╭─ PROVIDED INFORMATION
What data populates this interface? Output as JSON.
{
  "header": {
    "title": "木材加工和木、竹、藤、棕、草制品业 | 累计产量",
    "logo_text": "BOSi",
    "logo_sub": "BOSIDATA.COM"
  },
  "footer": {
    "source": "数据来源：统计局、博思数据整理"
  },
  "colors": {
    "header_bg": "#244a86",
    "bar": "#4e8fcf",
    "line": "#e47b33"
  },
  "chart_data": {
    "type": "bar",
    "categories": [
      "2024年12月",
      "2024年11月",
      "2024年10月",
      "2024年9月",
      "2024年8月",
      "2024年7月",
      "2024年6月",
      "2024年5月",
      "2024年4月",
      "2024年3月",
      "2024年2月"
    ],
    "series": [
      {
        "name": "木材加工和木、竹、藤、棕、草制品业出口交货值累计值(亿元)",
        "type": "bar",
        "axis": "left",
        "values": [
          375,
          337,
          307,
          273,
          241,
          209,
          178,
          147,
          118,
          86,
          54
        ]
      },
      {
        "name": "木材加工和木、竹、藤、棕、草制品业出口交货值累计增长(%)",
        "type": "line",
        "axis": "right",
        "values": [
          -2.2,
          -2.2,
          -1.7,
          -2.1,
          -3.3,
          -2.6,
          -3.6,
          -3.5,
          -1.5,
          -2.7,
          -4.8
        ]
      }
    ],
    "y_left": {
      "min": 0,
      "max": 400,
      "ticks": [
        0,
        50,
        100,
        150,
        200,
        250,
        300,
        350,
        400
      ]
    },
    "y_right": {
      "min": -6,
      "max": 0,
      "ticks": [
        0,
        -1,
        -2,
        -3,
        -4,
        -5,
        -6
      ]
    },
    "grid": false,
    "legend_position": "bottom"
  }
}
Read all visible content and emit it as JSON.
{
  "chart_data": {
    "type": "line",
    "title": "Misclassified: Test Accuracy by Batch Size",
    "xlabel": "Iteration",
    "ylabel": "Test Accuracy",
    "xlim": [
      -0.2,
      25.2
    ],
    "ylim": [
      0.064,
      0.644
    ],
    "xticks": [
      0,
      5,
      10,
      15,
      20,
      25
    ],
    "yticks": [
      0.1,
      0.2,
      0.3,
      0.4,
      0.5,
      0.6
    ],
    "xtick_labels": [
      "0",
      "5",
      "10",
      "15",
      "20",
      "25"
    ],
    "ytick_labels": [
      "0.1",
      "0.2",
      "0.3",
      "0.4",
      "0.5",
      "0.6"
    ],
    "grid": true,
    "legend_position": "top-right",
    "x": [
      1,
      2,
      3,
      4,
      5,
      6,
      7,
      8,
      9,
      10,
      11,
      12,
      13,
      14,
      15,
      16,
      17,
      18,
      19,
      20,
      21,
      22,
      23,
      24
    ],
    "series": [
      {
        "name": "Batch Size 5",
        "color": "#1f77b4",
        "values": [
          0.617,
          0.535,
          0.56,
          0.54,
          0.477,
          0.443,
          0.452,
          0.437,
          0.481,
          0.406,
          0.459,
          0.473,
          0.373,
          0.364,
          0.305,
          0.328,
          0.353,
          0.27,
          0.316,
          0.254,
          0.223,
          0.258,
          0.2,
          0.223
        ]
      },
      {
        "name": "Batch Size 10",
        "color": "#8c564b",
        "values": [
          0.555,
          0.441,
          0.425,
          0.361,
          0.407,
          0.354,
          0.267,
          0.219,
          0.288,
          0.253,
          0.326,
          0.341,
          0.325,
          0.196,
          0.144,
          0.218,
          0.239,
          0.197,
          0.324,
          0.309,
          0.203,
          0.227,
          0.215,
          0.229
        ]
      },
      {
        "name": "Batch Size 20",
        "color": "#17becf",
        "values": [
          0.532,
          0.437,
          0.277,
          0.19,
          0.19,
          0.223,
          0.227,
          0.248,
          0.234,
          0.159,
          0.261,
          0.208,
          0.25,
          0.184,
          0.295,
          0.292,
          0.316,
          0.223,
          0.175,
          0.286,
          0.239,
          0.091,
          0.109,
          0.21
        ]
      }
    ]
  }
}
╰─
» YOUR TASK
Look through the data above. Each line containing the word "title" needs to be copied.

» ANSWER
    "title": "木材加工和木、竹、藤、棕、草制品业 | 累计产量",
    "title": "Misclassified: Test Accuracy by Batch Size",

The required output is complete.